### Your goal
Filter for the word "Административное" and keep each matching line.

### Dataset records
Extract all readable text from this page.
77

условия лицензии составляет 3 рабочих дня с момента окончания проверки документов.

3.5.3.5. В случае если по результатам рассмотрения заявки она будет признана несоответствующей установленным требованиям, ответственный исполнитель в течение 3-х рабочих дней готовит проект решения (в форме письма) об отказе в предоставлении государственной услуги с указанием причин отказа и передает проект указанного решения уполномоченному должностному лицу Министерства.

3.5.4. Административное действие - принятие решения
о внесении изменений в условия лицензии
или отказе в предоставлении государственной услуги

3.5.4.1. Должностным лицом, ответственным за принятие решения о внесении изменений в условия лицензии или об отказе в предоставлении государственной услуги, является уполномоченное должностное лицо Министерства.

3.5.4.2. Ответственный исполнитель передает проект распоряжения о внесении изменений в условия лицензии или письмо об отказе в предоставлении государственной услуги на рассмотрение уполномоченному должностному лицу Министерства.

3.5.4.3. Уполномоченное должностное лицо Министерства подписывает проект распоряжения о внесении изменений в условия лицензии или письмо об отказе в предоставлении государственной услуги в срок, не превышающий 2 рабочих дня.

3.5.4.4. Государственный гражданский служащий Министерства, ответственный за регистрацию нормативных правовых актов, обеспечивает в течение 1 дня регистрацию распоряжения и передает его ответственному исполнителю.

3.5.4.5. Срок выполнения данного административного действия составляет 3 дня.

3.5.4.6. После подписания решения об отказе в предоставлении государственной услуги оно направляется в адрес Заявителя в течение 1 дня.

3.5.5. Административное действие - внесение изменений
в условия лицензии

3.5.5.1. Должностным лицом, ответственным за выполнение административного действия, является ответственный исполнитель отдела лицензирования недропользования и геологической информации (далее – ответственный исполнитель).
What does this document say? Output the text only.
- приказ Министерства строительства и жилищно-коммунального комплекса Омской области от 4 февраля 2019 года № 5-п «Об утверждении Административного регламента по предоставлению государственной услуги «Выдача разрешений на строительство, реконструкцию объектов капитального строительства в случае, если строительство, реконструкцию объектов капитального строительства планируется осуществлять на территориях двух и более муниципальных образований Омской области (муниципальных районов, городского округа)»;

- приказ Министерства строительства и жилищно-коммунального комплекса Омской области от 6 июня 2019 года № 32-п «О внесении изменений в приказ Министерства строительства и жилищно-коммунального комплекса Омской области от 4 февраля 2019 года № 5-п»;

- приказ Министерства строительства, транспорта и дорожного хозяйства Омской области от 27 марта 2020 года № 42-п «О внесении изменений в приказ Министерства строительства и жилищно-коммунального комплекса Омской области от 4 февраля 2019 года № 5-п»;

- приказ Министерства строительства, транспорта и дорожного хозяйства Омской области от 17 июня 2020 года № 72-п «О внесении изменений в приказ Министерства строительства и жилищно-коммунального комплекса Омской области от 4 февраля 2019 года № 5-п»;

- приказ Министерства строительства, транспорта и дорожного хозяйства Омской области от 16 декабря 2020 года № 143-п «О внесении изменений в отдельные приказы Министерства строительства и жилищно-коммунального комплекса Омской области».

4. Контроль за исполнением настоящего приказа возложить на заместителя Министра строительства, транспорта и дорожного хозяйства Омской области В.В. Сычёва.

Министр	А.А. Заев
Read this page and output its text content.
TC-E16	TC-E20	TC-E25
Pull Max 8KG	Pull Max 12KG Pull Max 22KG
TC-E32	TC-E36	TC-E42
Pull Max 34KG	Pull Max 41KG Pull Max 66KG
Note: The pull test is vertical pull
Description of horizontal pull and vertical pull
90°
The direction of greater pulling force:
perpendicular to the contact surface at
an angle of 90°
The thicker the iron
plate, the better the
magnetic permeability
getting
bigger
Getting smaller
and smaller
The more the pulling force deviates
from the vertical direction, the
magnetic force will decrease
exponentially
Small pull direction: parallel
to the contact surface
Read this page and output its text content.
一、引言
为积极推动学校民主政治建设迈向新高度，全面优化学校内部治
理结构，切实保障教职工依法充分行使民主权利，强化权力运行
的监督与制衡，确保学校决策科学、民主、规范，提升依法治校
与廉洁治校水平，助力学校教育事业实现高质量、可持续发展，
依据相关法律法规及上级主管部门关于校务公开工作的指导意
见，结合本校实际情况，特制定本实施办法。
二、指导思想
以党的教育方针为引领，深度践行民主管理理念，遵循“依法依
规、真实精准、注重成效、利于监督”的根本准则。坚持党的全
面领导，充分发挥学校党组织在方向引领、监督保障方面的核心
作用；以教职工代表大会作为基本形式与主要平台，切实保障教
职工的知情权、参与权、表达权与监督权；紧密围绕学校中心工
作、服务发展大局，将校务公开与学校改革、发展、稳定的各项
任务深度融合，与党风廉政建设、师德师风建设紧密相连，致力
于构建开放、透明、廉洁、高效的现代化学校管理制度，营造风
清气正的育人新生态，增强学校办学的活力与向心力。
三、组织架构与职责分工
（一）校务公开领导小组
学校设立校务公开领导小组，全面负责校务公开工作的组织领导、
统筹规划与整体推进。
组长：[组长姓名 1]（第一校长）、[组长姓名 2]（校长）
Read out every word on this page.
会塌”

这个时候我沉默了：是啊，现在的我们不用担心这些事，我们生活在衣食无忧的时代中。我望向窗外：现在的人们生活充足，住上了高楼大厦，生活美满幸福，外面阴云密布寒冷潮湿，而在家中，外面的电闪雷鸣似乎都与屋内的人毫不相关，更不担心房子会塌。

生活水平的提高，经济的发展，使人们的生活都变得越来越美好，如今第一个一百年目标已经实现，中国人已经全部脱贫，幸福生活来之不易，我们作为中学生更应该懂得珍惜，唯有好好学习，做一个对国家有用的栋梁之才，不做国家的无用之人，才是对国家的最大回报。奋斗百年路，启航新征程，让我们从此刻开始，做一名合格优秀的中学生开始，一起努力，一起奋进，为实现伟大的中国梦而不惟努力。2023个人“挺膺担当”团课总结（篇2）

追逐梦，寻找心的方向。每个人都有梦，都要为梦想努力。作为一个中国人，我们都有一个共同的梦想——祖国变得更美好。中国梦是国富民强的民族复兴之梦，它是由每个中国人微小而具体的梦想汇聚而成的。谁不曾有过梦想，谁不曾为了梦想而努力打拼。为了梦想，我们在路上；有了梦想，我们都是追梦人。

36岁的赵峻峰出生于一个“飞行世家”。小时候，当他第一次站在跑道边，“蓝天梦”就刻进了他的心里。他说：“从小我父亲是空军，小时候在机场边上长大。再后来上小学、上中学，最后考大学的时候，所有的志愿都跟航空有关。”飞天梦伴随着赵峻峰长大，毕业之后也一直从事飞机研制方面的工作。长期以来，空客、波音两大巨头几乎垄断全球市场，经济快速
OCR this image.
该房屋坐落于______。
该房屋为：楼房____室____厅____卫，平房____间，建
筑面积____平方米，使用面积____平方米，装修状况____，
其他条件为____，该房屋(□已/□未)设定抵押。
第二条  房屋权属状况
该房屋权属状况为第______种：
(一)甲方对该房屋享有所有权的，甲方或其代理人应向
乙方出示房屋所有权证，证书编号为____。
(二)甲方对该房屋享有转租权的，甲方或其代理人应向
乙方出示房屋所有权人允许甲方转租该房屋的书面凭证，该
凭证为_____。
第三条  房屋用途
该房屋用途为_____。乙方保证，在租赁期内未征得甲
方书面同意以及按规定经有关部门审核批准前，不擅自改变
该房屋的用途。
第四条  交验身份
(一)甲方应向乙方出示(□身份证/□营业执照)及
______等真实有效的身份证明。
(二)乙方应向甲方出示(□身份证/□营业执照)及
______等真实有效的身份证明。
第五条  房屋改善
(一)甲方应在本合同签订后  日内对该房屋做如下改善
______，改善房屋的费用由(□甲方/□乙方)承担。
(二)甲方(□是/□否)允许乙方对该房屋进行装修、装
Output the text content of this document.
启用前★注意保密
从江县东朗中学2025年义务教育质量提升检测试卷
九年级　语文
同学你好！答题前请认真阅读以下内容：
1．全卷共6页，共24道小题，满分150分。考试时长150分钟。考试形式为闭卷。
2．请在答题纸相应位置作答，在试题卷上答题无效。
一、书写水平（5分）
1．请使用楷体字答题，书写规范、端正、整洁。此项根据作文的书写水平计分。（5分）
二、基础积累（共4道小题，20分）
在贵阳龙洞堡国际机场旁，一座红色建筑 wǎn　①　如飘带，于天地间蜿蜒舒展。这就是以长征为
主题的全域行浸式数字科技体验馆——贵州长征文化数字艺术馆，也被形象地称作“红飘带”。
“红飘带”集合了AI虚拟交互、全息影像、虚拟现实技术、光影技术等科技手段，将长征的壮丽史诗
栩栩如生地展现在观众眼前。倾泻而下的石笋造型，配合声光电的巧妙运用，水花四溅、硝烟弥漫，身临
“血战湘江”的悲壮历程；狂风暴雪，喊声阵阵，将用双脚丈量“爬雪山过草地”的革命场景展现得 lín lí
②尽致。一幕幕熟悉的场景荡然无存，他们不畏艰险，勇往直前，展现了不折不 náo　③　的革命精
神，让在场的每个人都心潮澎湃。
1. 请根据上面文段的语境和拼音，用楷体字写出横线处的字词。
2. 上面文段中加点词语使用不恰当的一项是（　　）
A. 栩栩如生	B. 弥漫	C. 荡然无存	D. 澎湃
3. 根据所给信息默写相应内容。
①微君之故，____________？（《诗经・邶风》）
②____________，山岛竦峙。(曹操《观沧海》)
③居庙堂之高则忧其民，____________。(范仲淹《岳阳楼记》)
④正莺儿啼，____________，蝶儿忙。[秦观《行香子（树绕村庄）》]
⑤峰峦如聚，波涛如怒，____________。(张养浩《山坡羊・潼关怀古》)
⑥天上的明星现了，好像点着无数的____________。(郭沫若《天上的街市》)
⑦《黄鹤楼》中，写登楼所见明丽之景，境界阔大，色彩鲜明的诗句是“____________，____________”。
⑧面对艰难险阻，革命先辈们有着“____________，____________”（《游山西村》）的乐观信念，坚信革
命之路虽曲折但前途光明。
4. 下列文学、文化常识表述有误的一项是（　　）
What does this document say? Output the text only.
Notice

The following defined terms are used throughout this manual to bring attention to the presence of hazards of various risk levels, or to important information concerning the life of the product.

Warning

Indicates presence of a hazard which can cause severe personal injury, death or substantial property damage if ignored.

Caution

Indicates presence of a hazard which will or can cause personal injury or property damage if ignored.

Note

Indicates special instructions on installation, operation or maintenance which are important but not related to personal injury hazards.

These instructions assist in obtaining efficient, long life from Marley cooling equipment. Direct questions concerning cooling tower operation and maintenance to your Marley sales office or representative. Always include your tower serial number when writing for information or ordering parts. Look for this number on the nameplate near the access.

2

### Task solution
3.5.4. Административное действие - принятие решения
3.5.5. Административное действие - внесение изменений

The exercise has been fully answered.